-------- Raw records --------

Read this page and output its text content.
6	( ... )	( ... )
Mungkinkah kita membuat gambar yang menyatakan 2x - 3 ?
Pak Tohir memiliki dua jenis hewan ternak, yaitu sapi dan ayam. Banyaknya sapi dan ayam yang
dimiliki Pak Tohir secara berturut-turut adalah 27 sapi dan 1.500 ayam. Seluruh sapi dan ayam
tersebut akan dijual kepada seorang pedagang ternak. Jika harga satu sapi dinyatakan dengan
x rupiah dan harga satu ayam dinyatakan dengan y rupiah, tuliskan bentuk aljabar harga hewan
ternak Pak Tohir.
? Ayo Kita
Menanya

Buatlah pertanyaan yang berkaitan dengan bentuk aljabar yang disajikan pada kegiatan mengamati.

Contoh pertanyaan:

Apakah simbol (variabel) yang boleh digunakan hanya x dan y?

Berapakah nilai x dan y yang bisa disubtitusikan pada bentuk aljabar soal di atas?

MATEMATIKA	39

--------

From the records above, please extract every line and repeat it exactly.

Read this page and output its text content.
6	( ... )	( ... )
Mungkinkah kita membuat gambar yang menyatakan 2x - 3 ?
Pak Tohir memiliki dua jenis hewan ternak, yaitu sapi dan ayam. Banyaknya sapi dan ayam yang
dimiliki Pak Tohir secara berturut-turut adalah 27 sapi dan 1.500 ayam. Seluruh sapi dan ayam
tersebut akan dijual kepada seorang pedagang ternak. Jika harga satu sapi dinyatakan dengan
x rupiah dan harga satu ayam dinyatakan dengan y rupiah, tuliskan bentuk aljabar harga hewan
ternak Pak Tohir.
? Ayo Kita
Menanya

Buatlah pertanyaan yang berkaitan dengan bentuk aljabar yang disajikan pada kegiatan mengamati.

Contoh pertanyaan:

Apakah simbol (variabel) yang boleh digunakan hanya x dan y?

Berapakah nilai x dan y yang bisa disubtitusikan pada bentuk aljabar soal di atas?

MATEMATIKA	39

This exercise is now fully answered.